--- Start Entries provided ---

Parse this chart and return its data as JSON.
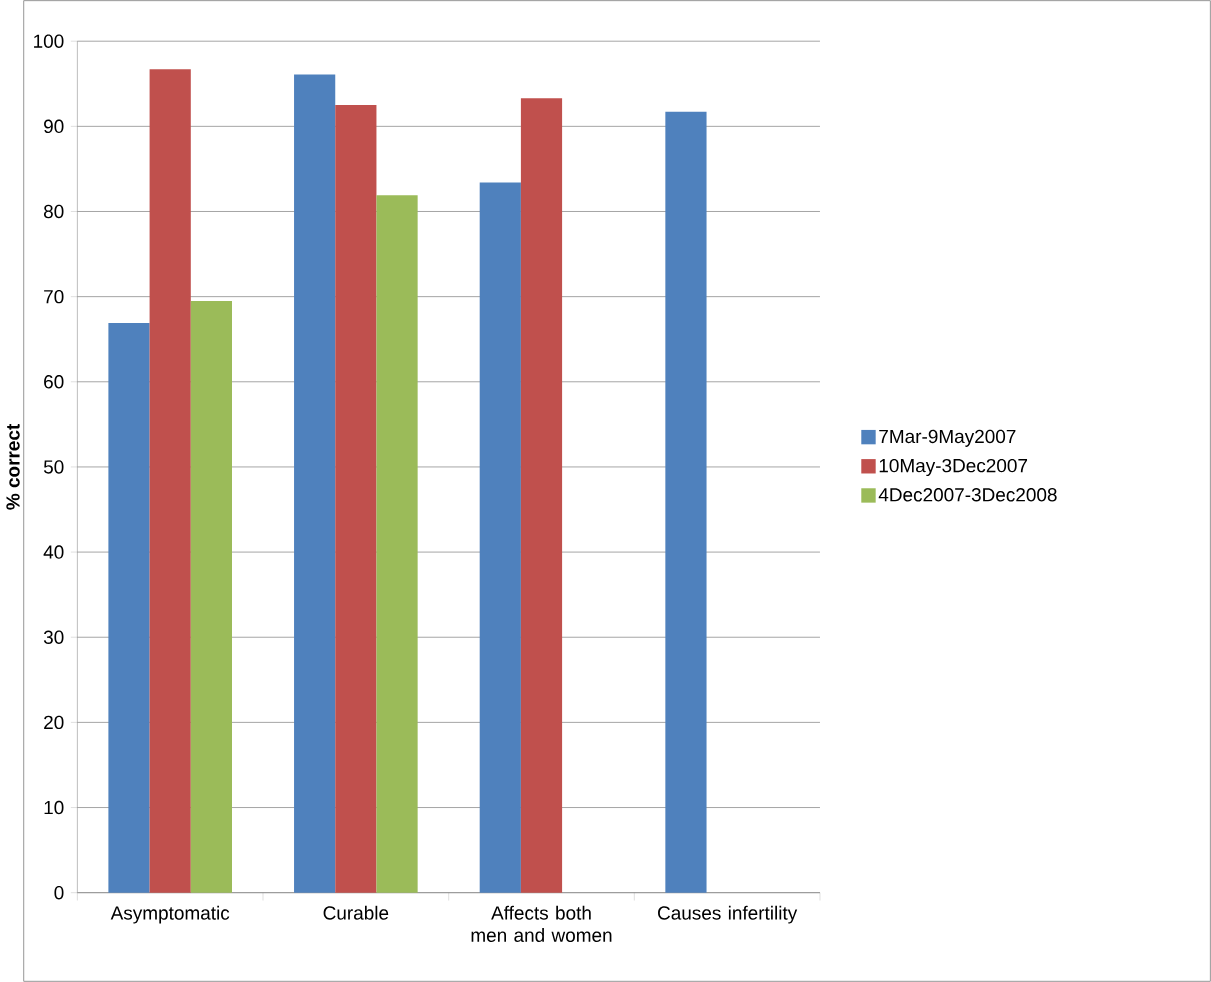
{
  "chart_data": {
    "type": "bar",
    "ylabel": "% correct",
    "categories": [
      "Asymptomatic",
      "Curable",
      "Affects both men and women",
      "Causes infertility"
    ],
    "series": [
      {
        "name": "7Mar-9May2007",
        "color": "#4f81bd",
        "values": [
          66.9,
          96.1,
          83.4,
          91.7
        ]
      },
      {
        "name": "10May-3Dec2007",
        "color": "#c0504d",
        "values": [
          96.7,
          92.5,
          93.3,
          null
        ]
      },
      {
        "name": "4Dec2007-3Dec2008",
        "color": "#9bbb59",
        "values": [
          69.5,
          81.9,
          null,
          null
        ]
      }
    ],
    "ylim": [
      0,
      100
    ],
    "yticks": [
      0,
      10,
      20,
      30,
      40,
      50,
      60,
      70,
      80,
      90,
      100
    ],
    "grid": "y",
    "legend": "right"
  }
}
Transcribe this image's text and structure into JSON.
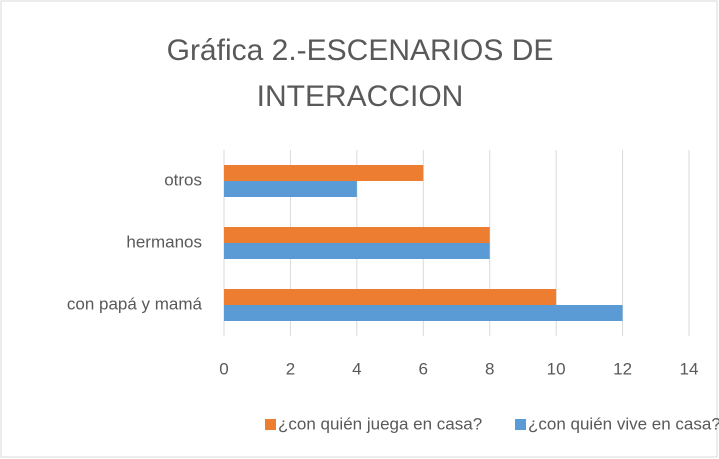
{
  "chart_data": {
    "type": "barh",
    "title": "Gráfica 2.-ESCENARIOS DE INTERACCION",
    "categories": [
      "con papá y mamá",
      "hermanos",
      "otros"
    ],
    "series": [
      {
        "name": "¿con quién juega en casa?",
        "color": "#ed7d31",
        "values": [
          10,
          8,
          6
        ]
      },
      {
        "name": "¿con quién vive en casa?",
        "color": "#5b9bd5",
        "values": [
          12,
          8,
          4
        ]
      }
    ],
    "xlim": [
      0,
      14
    ],
    "xticks": [
      0,
      2,
      4,
      6,
      8,
      10,
      12,
      14
    ],
    "grid": true,
    "legend": "bottom"
  }
}
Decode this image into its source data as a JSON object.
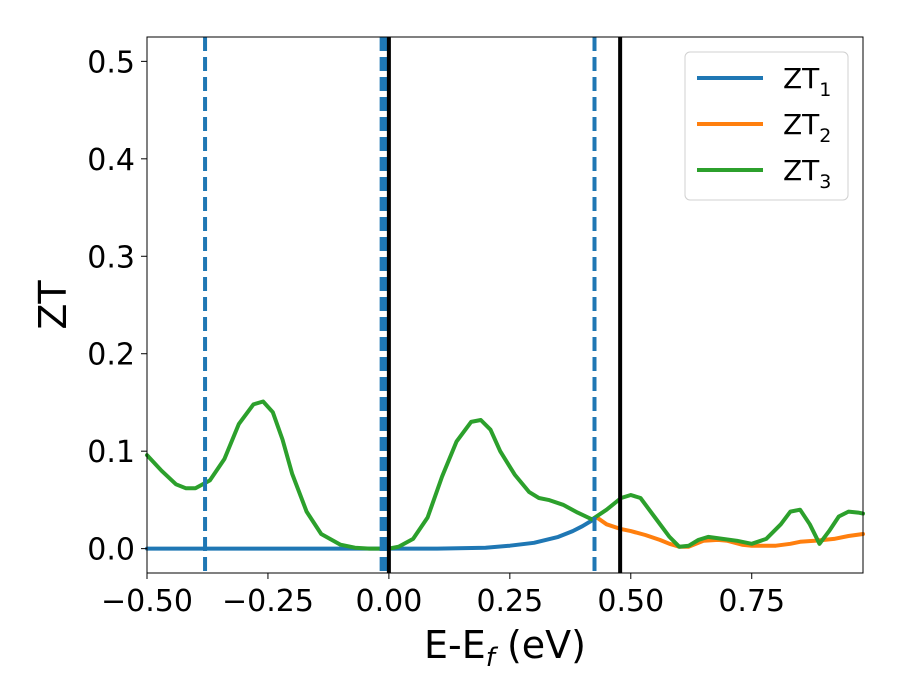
{
  "chart_data": {
    "type": "line",
    "xlabel_main": "E-E",
    "xlabel_sub": "f",
    "xlabel_unit": " (eV)",
    "ylabel": "ZT",
    "xlim": [
      -0.5,
      0.98
    ],
    "ylim": [
      -0.025,
      0.525
    ],
    "x_ticks": [
      -0.5,
      -0.25,
      0.0,
      0.25,
      0.5,
      0.75
    ],
    "x_tick_labels": [
      "−0.50",
      "−0.25",
      "0.00",
      "0.25",
      "0.50",
      "0.75"
    ],
    "y_ticks": [
      0.0,
      0.1,
      0.2,
      0.3,
      0.4,
      0.5
    ],
    "y_tick_labels": [
      "0.0",
      "0.1",
      "0.2",
      "0.3",
      "0.4",
      "0.5"
    ],
    "grid": false,
    "legend_position": "top-right",
    "dashed_vlines": [
      -0.38,
      -0.015,
      -0.008,
      0.425
    ],
    "solid_vlines": [
      0.0,
      0.478
    ],
    "series": [
      {
        "name": "ZT",
        "subscript": "1",
        "color": "#1f77b4",
        "x": [
          -0.5,
          -0.4,
          -0.3,
          -0.2,
          -0.1,
          0.0,
          0.1,
          0.2,
          0.25,
          0.3,
          0.35,
          0.38,
          0.4,
          0.42,
          0.43
        ],
        "y": [
          0.0,
          0.0,
          0.0,
          0.0,
          0.0,
          0.0,
          0.0,
          0.001,
          0.003,
          0.006,
          0.012,
          0.018,
          0.023,
          0.029,
          0.032
        ]
      },
      {
        "name": "ZT",
        "subscript": "2",
        "color": "#ff7f0e",
        "x": [
          0.43,
          0.45,
          0.48,
          0.5,
          0.53,
          0.56,
          0.58,
          0.6,
          0.62,
          0.65,
          0.68,
          0.7,
          0.73,
          0.75,
          0.78,
          0.8,
          0.83,
          0.85,
          0.88,
          0.9,
          0.92,
          0.95,
          0.98
        ],
        "y": [
          0.032,
          0.025,
          0.02,
          0.018,
          0.014,
          0.009,
          0.005,
          0.002,
          0.002,
          0.008,
          0.009,
          0.008,
          0.004,
          0.003,
          0.003,
          0.003,
          0.005,
          0.007,
          0.008,
          0.009,
          0.01,
          0.013,
          0.015
        ]
      },
      {
        "name": "ZT",
        "subscript": "3",
        "color": "#2ca02c",
        "x": [
          -0.5,
          -0.47,
          -0.44,
          -0.42,
          -0.4,
          -0.37,
          -0.34,
          -0.31,
          -0.28,
          -0.26,
          -0.24,
          -0.22,
          -0.2,
          -0.17,
          -0.14,
          -0.1,
          -0.07,
          -0.04,
          -0.02,
          0.0,
          0.02,
          0.05,
          0.08,
          0.11,
          0.14,
          0.17,
          0.19,
          0.21,
          0.23,
          0.26,
          0.29,
          0.31,
          0.33,
          0.36,
          0.39,
          0.42,
          0.45,
          0.48,
          0.5,
          0.52,
          0.55,
          0.58,
          0.6,
          0.62,
          0.64,
          0.66,
          0.69,
          0.72,
          0.75,
          0.78,
          0.81,
          0.83,
          0.85,
          0.87,
          0.89,
          0.91,
          0.93,
          0.95,
          0.97,
          0.98
        ],
        "y": [
          0.096,
          0.08,
          0.066,
          0.062,
          0.062,
          0.07,
          0.092,
          0.128,
          0.148,
          0.151,
          0.14,
          0.112,
          0.077,
          0.038,
          0.015,
          0.004,
          0.001,
          0.0,
          0.0,
          0.0,
          0.002,
          0.01,
          0.032,
          0.074,
          0.11,
          0.13,
          0.132,
          0.122,
          0.1,
          0.076,
          0.058,
          0.052,
          0.05,
          0.045,
          0.037,
          0.03,
          0.04,
          0.052,
          0.055,
          0.052,
          0.032,
          0.012,
          0.002,
          0.003,
          0.009,
          0.012,
          0.01,
          0.008,
          0.005,
          0.01,
          0.025,
          0.038,
          0.04,
          0.025,
          0.005,
          0.018,
          0.033,
          0.038,
          0.037,
          0.036
        ]
      }
    ]
  }
}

--- End Entries provided ---

Transcribe all entries above exactly. Drop the pictures.

#### [Result for this exercise]
Parse this chart and return its data as JSON.
{
  "chart_data": {
    "type": "bar",
    "ylabel": "% correct",
    "categories": [
      "Asymptomatic",
      "Curable",
      "Affects both men and women",
      "Causes infertility"
    ],
    "series": [
      {
        "name": "7Mar-9May2007",
        "color": "#4f81bd",
        "values": [
          66.9,
          96.1,
          83.4,
          91.7
        ]
      },
      {
        "name": "10May-3Dec2007",
        "color": "#c0504d",
        "values": [
          96.7,
          92.5,
          93.3,
          null
        ]
      },
      {
        "name": "4Dec2007-3Dec2008",
        "color": "#9bbb59",
        "values": [
          69.5,
          81.9,
          null,
          null
        ]
      }
    ],
    "ylim": [
      0,
      100
    ],
    "yticks": [
      0,
      10,
      20,
      30,
      40,
      50,
      60,
      70,
      80,
      90,
      100
    ],
    "grid": "y",
    "legend": "right"
  }
}
Transcribe this image's text and structure into JSON.
{
  "chart_data": {
    "type": "barh",
    "title": "Gráfica 2.-ESCENARIOS DE INTERACCION",
    "categories": [
      "con papá y mamá",
      "hermanos",
      "otros"
    ],
    "series": [
      {
        "name": "¿con quién juega en casa?",
        "color": "#ed7d31",
        "values": [
          10,
          8,
          6
        ]
      },
      {
        "name": "¿con quién vive en casa?",
        "color": "#5b9bd5",
        "values": [
          12,
          8,
          4
        ]
      }
    ],
    "xlim": [
      0,
      14
    ],
    "xticks": [
      0,
      2,
      4,
      6,
      8,
      10,
      12,
      14
    ],
    "grid": true,
    "legend": "bottom"
  }
}
Decode this image into its source data as a JSON object.
{
  "chart_data": {
    "type": "line",
    "xlabel_main": "E-E",
    "xlabel_sub": "f",
    "xlabel_unit": " (eV)",
    "ylabel": "ZT",
    "xlim": [
      -0.5,
      0.98
    ],
    "ylim": [
      -0.025,
      0.525
    ],
    "x_ticks": [
      -0.5,
      -0.25,
      0.0,
      0.25,
      0.5,
      0.75
    ],
    "x_tick_labels": [
      "−0.50",
      "−0.25",
      "0.00",
      "0.25",
      "0.50",
      "0.75"
    ],
    "y_ticks": [
      0.0,
      0.1,
      0.2,
      0.3,
      0.4,
      0.5
    ],
    "y_tick_labels": [
      "0.0",
      "0.1",
      "0.2",
      "0.3",
      "0.4",
      "0.5"
    ],
    "grid": false,
    "legend_position": "top-right",
    "dashed_vlines": [
      -0.38,
      -0.015,
      -0.008,
      0.425
    ],
    "solid_vlines": [
      0.0,
      0.478
    ],
    "series": [
      {
        "name": "ZT",
        "subscript": "1",
        "color": "#1f77b4",
        "x": [
          -0.5,
          -0.4,
          -0.3,
          -0.2,
          -0.1,
          0.0,
          0.1,
          0.2,
          0.25,
          0.3,
          0.35,
          0.38,
          0.4,
          0.42,
          0.43
        ],
        "y": [
          0.0,
          0.0,
          0.0,
          0.0,
          0.0,
          0.0,
          0.0,
          0.001,
          0.003,
          0.006,
          0.012,
          0.018,
          0.023,
          0.029,
          0.032
        ]
      },
      {
        "name": "ZT",
        "subscript": "2",
        "color": "#ff7f0e",
        "x": [
          0.43,
          0.45,
          0.48,
          0.5,
          0.53,
          0.56,
          0.58,
          0.6,
          0.62,
          0.65,
          0.68,
          0.7,
          0.73,
          0.75,
          0.78,
          0.8,
          0.83,
          0.85,
          0.88,
          0.9,
          0.92,
          0.95,
          0.98
        ],
        "y": [
          0.032,
          0.025,
          0.02,
          0.018,
          0.014,
          0.009,
          0.005,
          0.002,
          0.002,
          0.008,
          0.009,
          0.008,
          0.004,
          0.003,
          0.003,
          0.003,
          0.005,
          0.007,
          0.008,
          0.009,
          0.01,
          0.013,
          0.015
        ]
      },
      {
        "name": "ZT",
        "subscript": "3",
        "color": "#2ca02c",
        "x": [
          -0.5,
          -0.47,
          -0.44,
          -0.42,
          -0.4,
          -0.37,
          -0.34,
          -0.31,
          -0.28,
          -0.26,
          -0.24,
          -0.22,
          -0.2,
          -0.17,
          -0.14,
          -0.1,
          -0.07,
          -0.04,
          -0.02,
          0.0,
          0.02,
          0.05,
          0.08,
          0.11,
          0.14,
          0.17,
          0.19,
          0.21,
          0.23,
          0.26,
          0.29,
          0.31,
          0.33,
          0.36,
          0.39,
          0.42,
          0.45,
          0.48,
          0.5,
          0.52,
          0.55,
          0.58,
          0.6,
          0.62,
          0.64,
          0.66,
          0.69,
          0.72,
          0.75,
          0.78,
          0.81,
          0.83,
          0.85,
          0.87,
          0.89,
          0.91,
          0.93,
          0.95,
          0.97,
          0.98
        ],
        "y": [
          0.096,
          0.08,
          0.066,
          0.062,
          0.062,
          0.07,
          0.092,
          0.128,
          0.148,
          0.151,
          0.14,
          0.112,
          0.077,
          0.038,
          0.015,
          0.004,
          0.001,
          0.0,
          0.0,
          0.0,
          0.002,
          0.01,
          0.032,
          0.074,
          0.11,
          0.13,
          0.132,
          0.122,
          0.1,
          0.076,
          0.058,
          0.052,
          0.05,
          0.045,
          0.037,
          0.03,
          0.04,
          0.052,
          0.055,
          0.052,
          0.032,
          0.012,
          0.002,
          0.003,
          0.009,
          0.012,
          0.01,
          0.008,
          0.005,
          0.01,
          0.025,
          0.038,
          0.04,
          0.025,
          0.005,
          0.018,
          0.033,
          0.038,
          0.037,
          0.036
        ]
      }
    ]
  }
}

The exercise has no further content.